Set task
Report the number of lines where the string "flashgallery" occurs, and write nothing else.

[Stored data]
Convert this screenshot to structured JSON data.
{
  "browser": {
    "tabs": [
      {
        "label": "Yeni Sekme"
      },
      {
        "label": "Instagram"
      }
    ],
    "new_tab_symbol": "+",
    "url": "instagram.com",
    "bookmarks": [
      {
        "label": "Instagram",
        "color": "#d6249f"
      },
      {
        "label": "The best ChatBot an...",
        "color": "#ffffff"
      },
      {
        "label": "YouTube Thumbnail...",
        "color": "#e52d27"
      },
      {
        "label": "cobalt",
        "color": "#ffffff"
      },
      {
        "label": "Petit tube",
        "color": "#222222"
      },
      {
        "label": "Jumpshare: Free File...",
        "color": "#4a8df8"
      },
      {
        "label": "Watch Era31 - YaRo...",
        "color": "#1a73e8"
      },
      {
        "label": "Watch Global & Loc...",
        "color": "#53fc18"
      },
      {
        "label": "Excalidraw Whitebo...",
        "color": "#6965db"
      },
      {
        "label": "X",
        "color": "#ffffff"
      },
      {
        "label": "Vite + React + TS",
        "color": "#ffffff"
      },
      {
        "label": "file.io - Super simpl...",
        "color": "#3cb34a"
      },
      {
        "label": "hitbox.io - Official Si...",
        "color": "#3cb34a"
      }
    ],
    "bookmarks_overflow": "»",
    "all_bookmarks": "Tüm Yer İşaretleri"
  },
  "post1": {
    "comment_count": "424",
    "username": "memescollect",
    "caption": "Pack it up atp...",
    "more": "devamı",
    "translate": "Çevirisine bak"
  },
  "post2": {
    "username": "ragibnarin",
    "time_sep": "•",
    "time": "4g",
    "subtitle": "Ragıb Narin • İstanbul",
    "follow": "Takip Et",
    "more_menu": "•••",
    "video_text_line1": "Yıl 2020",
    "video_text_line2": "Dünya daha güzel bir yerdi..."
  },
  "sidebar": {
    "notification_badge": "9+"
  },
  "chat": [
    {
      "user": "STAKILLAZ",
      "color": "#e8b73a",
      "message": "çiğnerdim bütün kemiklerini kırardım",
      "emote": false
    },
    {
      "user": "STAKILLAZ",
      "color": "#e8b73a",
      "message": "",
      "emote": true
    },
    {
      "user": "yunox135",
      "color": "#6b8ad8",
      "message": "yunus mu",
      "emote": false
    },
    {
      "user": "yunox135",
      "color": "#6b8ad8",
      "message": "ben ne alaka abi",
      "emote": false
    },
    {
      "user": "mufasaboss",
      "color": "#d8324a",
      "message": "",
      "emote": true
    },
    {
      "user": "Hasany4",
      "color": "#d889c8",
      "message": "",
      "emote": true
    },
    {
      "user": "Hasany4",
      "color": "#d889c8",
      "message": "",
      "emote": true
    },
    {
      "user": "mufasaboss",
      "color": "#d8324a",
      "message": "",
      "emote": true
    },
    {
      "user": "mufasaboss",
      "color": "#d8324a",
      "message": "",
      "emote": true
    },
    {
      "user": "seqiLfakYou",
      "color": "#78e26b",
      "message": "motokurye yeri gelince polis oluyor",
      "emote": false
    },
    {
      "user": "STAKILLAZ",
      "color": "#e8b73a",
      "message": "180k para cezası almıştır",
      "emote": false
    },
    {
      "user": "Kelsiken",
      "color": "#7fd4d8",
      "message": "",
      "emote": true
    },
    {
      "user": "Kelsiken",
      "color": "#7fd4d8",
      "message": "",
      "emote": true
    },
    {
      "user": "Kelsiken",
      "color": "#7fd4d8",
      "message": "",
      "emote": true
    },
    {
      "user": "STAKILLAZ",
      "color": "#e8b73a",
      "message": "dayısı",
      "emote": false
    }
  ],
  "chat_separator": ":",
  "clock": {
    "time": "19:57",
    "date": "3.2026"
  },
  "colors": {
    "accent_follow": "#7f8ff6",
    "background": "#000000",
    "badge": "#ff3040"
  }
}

==

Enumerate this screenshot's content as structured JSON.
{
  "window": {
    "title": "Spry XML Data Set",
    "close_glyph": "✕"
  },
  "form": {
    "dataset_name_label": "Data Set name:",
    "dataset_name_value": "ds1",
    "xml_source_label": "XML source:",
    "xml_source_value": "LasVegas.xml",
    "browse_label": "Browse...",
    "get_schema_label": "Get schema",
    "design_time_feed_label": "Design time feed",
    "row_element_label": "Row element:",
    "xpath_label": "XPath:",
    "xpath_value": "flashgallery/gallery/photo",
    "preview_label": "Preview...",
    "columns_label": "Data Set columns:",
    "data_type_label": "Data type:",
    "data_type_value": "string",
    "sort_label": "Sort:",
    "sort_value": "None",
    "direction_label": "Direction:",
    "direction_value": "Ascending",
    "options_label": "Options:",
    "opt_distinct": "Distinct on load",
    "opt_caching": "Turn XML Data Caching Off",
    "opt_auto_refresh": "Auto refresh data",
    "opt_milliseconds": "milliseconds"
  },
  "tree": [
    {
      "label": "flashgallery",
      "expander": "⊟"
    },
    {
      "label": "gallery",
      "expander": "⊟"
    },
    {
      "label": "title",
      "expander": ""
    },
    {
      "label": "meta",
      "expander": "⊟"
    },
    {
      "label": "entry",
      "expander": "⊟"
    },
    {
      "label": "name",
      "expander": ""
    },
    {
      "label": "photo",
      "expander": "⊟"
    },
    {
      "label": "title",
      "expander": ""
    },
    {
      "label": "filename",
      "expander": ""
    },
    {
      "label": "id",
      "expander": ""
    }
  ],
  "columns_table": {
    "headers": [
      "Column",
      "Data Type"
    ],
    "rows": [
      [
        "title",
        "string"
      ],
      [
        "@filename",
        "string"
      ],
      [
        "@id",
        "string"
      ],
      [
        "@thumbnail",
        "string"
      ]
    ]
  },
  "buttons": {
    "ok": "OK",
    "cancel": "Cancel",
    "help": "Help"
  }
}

==

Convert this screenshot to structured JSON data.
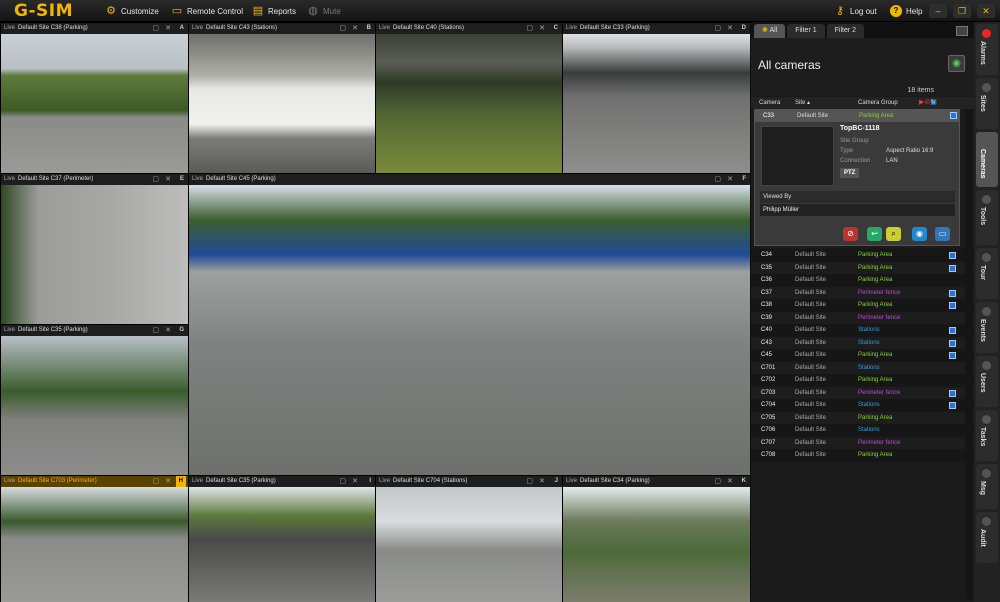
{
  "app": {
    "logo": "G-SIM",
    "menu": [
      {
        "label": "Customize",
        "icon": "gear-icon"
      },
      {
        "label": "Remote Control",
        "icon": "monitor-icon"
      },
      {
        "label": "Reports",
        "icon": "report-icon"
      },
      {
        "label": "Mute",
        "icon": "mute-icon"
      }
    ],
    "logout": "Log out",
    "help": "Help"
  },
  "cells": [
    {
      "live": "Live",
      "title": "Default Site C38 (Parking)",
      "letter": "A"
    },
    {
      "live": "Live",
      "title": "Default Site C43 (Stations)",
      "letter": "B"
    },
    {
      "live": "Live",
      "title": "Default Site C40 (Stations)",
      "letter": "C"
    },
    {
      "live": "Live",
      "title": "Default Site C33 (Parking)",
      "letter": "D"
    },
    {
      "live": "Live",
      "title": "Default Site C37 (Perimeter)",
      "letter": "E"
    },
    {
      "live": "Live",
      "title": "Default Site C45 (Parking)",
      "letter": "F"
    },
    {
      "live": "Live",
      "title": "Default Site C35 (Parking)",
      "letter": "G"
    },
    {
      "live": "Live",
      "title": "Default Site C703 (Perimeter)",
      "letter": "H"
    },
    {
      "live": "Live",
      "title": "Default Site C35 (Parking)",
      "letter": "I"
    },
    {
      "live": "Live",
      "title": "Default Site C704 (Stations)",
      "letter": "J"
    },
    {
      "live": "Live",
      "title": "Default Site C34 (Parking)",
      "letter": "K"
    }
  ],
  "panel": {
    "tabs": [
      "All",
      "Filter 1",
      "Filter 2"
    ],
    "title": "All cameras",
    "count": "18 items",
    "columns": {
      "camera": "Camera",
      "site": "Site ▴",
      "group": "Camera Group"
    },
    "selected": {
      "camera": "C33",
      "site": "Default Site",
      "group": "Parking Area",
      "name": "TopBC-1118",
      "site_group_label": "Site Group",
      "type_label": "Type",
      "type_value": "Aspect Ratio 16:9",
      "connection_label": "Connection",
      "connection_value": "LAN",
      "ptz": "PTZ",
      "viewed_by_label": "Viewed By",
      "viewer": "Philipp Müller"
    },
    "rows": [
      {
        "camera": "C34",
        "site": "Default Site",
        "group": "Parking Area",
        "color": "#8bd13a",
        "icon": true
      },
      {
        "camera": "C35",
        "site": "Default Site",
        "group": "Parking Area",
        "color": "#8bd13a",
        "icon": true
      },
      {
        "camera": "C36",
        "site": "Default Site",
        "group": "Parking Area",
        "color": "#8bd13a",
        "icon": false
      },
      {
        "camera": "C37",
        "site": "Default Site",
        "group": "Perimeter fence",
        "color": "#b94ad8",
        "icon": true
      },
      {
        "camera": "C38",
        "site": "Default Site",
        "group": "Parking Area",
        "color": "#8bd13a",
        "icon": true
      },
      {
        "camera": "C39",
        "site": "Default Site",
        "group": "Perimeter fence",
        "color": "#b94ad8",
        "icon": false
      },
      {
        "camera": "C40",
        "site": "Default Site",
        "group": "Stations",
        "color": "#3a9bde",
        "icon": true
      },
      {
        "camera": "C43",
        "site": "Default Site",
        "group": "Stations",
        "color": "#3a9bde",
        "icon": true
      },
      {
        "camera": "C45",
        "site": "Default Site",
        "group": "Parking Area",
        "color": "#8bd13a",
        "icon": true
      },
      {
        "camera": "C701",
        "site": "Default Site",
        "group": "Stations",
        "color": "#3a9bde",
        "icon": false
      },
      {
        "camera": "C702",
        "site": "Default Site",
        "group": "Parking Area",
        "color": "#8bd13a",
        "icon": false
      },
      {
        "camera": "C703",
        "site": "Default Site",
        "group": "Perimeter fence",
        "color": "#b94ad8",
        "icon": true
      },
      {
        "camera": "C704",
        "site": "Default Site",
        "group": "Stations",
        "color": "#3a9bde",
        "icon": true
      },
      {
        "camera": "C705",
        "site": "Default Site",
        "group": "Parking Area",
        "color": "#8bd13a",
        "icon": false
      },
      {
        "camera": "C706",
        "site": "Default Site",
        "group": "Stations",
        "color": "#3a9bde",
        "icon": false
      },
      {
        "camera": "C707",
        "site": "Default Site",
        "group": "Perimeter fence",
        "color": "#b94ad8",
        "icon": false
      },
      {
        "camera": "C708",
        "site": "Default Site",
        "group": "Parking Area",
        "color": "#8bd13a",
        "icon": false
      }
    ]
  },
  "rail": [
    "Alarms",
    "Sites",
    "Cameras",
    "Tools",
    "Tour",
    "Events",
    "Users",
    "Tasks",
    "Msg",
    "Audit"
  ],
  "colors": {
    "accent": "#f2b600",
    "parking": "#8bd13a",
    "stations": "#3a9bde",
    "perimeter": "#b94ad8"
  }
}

Worked answer
2